In the entries below, find every line holding the string "that" and collect it.
== Extracted material
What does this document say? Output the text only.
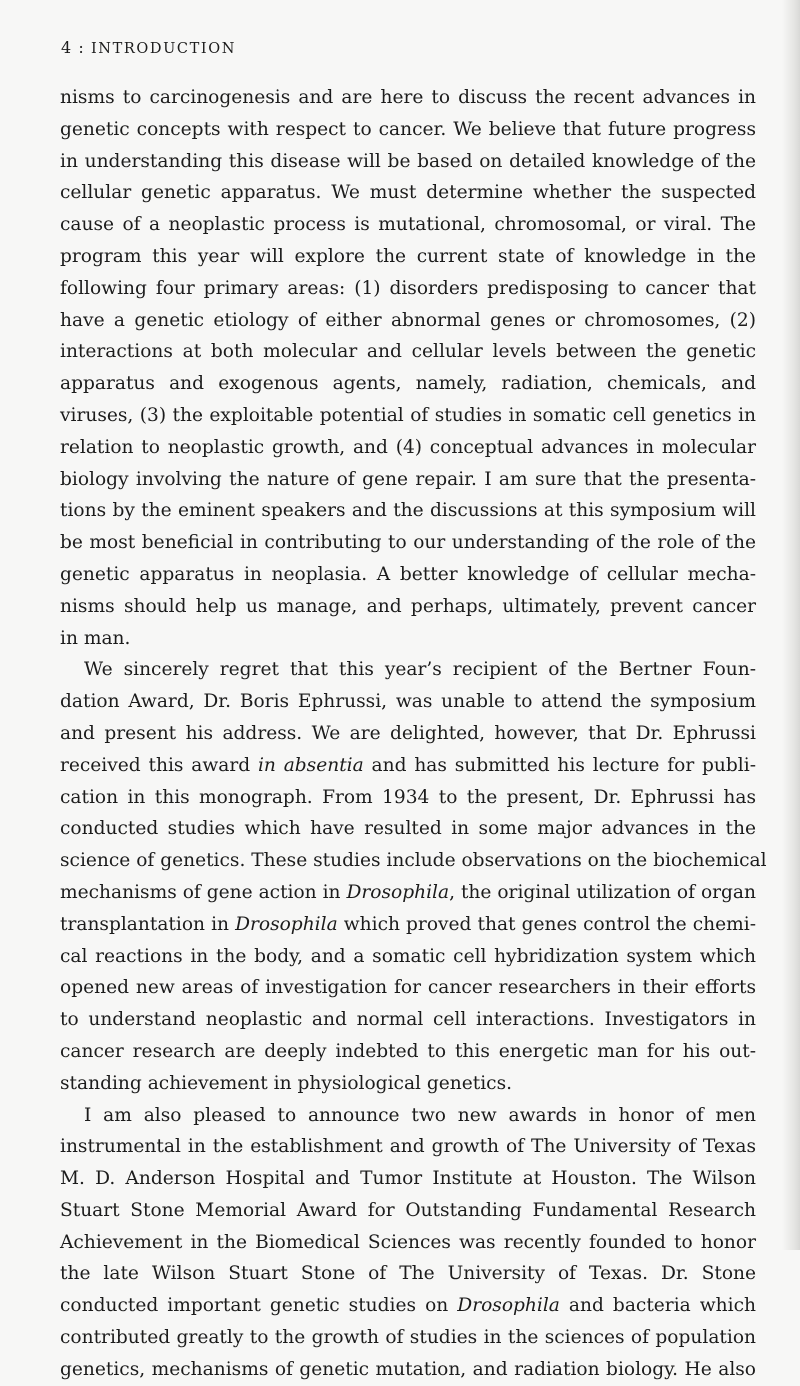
4 : INTRODUCTION
nisms to carcinogenesis and are here to discuss the recent advances in
genetic concepts with respect to cancer. We believe that future progress
in understanding this disease will be based on detailed knowledge of the
cellular genetic apparatus. We must determine whether the suspected
cause of a neoplastic process is mutational, chromosomal, or viral. The
program this year will explore the current state of knowledge in the
following four primary areas: (1) disorders predisposing to cancer that
have a genetic etiology of either abnormal genes or chromosomes, (2)
interactions at both molecular and cellular levels between the genetic
apparatus and exogenous agents, namely, radiation, chemicals, and
viruses, (3) the exploitable potential of studies in somatic cell genetics in
relation to neoplastic growth, and (4) conceptual advances in molecular
biology involving the nature of gene repair. I am sure that the presenta-
tions by the eminent speakers and the discussions at this symposium will
be most beneficial in contributing to our understanding of the role of the
genetic apparatus in neoplasia. A better knowledge of cellular mecha-
nisms should help us manage, and perhaps, ultimately, prevent cancer
in man.
We sincerely regret that this year’s recipient of the Bertner Foun-
dation Award, Dr. Boris Ephrussi, was unable to attend the symposium
and present his address. We are delighted, however, that Dr. Ephrussi
received this award in absentia and has submitted his lecture for publi-
cation in this monograph. From 1934 to the present, Dr. Ephrussi has
conducted studies which have resulted in some major advances in the
science of genetics. These studies include observations on the biochemical
mechanisms of gene action in Drosophila, the original utilization of organ
transplantation in Drosophila which proved that genes control the chemi-
cal reactions in the body, and a somatic cell hybridization system which
opened new areas of investigation for cancer researchers in their efforts
to understand neoplastic and normal cell interactions. Investigators in
cancer research are deeply indebted to this energetic man for his out-
standing achievement in physiological genetics.
I am also pleased to announce two new awards in honor of men
instrumental in the establishment and growth of The University of Texas
M. D. Anderson Hospital and Tumor Institute at Houston. The Wilson
Stuart Stone Memorial Award for Outstanding Fundamental Research
Achievement in the Biomedical Sciences was recently founded to honor
the late Wilson Stuart Stone of The University of Texas. Dr. Stone
conducted important genetic studies on Drosophila and bacteria which
contributed greatly to the growth of studies in the sciences of population
genetics, mechanisms of genetic mutation, and radiation biology. He also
====
- [The answer]
genetic concepts with respect to cancer. We believe that future progress
following four primary areas: (1) disorders predisposing to cancer that
biology involving the nature of gene repair. I am sure that the presenta-
We sincerely regret that this year’s recipient of the Bertner Foun-
and present his address. We are delighted, however, that Dr. Ephrussi
transplantation in Drosophila which proved that genes control the chemi-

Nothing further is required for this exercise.